*Given request*
Search the records that follow and extract every line containing the string "πρὸς".

Some records:

-----

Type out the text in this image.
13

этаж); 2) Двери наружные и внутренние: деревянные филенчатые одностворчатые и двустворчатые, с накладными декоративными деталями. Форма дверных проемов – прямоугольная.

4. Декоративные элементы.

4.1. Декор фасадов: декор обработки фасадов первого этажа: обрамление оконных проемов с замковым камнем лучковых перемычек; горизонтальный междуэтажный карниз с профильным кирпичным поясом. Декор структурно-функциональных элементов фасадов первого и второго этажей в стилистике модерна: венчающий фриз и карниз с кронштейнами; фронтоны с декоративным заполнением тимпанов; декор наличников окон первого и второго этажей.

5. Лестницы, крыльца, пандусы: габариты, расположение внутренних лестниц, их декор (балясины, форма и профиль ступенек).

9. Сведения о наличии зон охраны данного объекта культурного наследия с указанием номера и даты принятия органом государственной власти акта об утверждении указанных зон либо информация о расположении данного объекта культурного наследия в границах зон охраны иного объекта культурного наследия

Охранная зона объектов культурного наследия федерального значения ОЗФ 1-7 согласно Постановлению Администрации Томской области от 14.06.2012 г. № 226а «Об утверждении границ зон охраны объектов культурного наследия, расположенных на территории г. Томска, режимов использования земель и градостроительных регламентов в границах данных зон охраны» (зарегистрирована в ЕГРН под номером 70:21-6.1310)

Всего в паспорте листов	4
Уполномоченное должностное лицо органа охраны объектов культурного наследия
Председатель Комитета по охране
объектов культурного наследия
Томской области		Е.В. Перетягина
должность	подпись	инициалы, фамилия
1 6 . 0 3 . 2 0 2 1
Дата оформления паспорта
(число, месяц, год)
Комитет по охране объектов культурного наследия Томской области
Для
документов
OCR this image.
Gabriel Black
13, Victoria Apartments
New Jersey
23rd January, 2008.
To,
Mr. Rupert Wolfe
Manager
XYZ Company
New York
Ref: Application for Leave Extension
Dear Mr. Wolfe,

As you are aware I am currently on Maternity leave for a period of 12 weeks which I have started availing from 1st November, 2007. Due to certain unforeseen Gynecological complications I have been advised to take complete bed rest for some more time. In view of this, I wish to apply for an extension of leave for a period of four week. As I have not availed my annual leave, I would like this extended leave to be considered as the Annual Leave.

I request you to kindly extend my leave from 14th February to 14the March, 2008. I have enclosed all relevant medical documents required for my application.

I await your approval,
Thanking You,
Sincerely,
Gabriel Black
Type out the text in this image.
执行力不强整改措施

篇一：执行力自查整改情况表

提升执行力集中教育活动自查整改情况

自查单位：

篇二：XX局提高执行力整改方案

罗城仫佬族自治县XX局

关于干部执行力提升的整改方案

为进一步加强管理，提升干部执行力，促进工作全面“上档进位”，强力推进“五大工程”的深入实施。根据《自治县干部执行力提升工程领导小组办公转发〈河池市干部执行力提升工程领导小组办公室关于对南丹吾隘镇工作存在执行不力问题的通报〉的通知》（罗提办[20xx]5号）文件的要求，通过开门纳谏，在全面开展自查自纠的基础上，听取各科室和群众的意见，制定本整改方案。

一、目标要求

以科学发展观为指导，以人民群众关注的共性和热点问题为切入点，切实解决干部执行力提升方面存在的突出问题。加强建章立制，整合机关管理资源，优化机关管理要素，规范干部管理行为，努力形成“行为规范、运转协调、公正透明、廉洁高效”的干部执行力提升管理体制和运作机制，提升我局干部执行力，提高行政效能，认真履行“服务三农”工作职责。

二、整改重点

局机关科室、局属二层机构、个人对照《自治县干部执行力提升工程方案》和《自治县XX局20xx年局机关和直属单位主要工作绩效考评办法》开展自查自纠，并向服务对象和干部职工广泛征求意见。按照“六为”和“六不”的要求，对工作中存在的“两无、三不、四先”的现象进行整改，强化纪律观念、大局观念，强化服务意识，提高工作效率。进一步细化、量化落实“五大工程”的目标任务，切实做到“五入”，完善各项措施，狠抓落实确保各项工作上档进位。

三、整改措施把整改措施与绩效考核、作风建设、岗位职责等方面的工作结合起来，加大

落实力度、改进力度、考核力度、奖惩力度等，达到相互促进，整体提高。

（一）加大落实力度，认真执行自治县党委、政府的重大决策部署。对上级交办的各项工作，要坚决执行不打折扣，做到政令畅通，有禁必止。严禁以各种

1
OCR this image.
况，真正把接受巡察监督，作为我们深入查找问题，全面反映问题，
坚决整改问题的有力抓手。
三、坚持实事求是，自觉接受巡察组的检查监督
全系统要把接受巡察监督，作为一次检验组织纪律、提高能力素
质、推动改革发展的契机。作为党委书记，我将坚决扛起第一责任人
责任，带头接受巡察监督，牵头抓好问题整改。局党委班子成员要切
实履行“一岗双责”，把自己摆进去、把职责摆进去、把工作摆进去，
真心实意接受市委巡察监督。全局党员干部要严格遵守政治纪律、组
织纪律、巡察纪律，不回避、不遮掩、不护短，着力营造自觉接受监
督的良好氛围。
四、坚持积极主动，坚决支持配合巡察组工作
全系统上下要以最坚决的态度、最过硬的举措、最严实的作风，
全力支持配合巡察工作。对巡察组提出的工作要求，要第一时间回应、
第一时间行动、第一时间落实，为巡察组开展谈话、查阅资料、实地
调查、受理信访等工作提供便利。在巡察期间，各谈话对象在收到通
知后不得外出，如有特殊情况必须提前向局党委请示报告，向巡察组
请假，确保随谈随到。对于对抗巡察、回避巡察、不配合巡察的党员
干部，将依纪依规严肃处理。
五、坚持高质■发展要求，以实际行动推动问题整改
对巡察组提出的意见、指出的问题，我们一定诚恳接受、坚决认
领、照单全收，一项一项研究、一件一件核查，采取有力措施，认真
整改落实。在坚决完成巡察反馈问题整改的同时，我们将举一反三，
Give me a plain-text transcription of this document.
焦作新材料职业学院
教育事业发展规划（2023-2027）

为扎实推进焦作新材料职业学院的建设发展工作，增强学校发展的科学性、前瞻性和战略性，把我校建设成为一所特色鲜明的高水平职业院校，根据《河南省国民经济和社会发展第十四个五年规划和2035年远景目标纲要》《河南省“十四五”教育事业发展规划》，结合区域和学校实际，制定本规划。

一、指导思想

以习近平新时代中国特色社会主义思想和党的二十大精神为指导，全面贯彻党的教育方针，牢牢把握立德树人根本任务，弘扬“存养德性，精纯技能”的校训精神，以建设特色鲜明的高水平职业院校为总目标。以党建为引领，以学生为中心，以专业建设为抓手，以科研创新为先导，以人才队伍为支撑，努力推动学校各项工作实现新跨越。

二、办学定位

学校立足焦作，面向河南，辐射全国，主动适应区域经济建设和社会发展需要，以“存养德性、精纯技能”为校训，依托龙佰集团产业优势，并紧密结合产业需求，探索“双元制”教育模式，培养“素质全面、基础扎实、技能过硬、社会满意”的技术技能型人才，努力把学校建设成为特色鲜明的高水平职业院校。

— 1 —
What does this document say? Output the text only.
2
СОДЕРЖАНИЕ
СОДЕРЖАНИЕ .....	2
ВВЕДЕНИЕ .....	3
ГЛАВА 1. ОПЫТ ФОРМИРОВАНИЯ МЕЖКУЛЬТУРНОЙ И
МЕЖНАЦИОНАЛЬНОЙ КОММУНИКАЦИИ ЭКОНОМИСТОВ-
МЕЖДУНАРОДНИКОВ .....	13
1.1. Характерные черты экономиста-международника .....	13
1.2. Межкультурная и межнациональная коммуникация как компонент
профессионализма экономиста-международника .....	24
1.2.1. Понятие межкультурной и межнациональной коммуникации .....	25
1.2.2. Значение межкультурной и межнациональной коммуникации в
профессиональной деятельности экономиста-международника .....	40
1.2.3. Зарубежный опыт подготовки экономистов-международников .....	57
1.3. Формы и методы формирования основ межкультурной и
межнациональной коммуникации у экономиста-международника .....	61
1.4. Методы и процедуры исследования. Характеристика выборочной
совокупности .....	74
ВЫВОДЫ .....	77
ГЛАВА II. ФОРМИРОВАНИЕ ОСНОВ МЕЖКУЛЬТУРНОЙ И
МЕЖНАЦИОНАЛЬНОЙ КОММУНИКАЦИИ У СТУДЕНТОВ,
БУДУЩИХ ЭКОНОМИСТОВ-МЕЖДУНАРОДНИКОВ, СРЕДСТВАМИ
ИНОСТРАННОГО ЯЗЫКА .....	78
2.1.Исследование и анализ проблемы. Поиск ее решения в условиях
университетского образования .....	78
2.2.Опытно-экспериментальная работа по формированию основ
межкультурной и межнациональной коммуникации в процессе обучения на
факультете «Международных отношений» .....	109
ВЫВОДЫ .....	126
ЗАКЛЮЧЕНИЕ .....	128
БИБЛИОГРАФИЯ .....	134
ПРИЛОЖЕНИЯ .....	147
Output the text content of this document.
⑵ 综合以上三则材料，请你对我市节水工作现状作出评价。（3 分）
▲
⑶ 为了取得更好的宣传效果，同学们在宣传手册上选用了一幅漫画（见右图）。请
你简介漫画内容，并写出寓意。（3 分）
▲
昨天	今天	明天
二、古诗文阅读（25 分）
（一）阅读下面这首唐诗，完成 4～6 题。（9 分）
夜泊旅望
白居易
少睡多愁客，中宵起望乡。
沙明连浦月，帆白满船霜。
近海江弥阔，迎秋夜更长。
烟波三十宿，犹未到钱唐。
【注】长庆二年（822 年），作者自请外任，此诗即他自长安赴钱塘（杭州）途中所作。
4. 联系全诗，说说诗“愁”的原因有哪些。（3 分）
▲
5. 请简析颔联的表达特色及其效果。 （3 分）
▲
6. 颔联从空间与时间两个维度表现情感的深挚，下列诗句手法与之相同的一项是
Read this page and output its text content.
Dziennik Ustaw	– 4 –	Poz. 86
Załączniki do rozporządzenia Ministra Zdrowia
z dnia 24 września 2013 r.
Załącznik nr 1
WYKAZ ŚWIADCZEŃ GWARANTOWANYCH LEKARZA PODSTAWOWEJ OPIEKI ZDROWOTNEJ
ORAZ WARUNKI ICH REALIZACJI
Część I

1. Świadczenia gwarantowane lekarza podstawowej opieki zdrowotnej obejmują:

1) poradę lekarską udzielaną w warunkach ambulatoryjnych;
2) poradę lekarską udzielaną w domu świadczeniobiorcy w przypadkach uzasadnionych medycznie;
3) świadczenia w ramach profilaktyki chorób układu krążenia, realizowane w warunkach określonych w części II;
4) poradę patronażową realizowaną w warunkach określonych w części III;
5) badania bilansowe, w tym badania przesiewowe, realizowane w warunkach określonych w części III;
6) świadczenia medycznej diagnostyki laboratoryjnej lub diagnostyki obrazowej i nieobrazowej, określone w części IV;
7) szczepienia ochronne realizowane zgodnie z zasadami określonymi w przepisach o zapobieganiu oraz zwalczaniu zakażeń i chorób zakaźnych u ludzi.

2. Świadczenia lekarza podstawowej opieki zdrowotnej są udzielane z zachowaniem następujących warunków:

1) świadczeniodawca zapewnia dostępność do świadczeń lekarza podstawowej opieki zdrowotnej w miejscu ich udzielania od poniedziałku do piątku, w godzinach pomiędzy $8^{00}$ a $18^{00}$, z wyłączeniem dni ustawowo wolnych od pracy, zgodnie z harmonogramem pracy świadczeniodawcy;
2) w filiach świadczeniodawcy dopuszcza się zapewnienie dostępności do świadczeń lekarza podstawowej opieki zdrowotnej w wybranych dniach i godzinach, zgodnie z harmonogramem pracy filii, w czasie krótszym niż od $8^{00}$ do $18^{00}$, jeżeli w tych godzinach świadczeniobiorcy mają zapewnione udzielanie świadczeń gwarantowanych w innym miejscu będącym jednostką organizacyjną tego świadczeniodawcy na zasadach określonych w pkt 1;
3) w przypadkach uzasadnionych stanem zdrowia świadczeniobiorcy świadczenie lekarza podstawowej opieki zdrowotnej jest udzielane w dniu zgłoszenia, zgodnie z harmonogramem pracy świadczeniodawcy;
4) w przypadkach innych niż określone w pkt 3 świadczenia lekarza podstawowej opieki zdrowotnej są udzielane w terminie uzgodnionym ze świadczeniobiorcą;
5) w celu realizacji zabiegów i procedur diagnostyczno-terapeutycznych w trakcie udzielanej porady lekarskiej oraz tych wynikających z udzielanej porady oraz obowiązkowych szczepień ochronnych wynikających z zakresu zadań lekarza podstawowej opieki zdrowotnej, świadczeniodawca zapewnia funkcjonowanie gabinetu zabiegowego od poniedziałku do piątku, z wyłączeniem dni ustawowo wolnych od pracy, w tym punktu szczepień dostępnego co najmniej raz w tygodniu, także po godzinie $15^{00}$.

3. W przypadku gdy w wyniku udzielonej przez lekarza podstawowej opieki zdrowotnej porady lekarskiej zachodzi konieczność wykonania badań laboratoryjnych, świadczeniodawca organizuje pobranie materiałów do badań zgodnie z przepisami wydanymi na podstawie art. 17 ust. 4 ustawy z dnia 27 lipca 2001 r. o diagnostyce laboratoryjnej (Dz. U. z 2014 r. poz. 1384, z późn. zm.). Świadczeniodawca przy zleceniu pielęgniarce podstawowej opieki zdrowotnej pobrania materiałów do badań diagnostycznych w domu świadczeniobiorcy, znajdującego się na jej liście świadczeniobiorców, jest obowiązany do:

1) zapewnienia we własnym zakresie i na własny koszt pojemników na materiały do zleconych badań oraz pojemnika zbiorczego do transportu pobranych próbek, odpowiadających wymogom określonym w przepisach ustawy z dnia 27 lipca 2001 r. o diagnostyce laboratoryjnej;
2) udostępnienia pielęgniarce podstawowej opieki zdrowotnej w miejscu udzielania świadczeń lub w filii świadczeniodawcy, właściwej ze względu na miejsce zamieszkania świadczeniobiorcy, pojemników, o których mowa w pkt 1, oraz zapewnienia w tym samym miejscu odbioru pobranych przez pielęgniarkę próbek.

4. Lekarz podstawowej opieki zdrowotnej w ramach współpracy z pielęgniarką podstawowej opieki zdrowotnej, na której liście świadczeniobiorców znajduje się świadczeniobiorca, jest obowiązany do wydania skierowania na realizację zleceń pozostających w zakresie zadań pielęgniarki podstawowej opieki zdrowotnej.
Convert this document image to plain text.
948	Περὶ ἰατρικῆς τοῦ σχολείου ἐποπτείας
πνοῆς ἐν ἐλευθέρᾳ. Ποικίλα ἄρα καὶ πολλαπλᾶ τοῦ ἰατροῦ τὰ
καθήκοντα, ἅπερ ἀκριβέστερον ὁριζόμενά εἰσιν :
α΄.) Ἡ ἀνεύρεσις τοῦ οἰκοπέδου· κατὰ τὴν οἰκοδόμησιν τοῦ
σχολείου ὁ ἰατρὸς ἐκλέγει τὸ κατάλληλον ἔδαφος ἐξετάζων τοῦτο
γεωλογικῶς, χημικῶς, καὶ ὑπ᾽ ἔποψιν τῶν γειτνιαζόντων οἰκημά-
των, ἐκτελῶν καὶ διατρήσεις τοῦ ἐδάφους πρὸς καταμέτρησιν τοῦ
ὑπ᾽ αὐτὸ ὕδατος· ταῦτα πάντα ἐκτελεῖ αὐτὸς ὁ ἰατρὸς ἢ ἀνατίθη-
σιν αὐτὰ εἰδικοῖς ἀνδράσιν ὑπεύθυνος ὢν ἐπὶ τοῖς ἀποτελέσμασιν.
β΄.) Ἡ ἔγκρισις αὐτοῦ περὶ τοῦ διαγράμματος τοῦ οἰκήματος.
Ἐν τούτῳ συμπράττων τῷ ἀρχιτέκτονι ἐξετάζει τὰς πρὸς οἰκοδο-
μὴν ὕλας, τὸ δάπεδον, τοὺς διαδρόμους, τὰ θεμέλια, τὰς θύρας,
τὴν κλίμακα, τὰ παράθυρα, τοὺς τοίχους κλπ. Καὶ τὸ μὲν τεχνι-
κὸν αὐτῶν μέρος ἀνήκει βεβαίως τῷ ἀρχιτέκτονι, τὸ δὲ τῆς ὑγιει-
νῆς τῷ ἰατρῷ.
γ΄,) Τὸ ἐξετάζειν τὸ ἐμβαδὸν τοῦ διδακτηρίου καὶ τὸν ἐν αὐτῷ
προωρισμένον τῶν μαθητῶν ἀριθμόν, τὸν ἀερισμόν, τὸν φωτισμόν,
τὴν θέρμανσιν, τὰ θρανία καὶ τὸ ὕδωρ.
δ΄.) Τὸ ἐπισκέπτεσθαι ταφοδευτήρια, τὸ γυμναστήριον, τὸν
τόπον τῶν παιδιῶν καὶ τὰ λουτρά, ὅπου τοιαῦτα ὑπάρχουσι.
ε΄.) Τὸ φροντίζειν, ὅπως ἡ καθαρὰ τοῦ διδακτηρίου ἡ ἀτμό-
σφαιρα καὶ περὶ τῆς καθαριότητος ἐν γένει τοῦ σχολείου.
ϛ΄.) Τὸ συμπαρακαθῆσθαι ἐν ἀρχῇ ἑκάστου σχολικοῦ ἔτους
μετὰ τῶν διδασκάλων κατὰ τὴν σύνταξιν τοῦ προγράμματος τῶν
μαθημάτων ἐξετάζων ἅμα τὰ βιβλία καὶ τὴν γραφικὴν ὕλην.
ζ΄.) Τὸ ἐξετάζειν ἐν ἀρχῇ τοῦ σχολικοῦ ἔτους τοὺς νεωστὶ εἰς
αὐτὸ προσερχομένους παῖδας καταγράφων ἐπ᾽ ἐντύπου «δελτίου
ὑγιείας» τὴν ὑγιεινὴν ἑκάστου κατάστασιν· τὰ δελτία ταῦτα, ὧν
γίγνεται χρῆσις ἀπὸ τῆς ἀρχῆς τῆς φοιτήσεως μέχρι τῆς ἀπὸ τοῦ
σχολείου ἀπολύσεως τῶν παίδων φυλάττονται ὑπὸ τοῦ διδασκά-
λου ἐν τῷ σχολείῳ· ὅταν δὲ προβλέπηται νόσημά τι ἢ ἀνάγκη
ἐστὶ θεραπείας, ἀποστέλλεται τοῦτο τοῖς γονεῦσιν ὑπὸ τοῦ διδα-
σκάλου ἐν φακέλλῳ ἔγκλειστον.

-----

*Result for this task*
των, ἐκτελῶν καὶ διατρήσεις τοῦ ἐδάφους πρὸς καταμέτρησιν τοῦ
Ἐν τούτῳ συμπράττων τῷ ἀρχιτέκτονι ἐξετάζει τὰς πρὸς οἰκοδο-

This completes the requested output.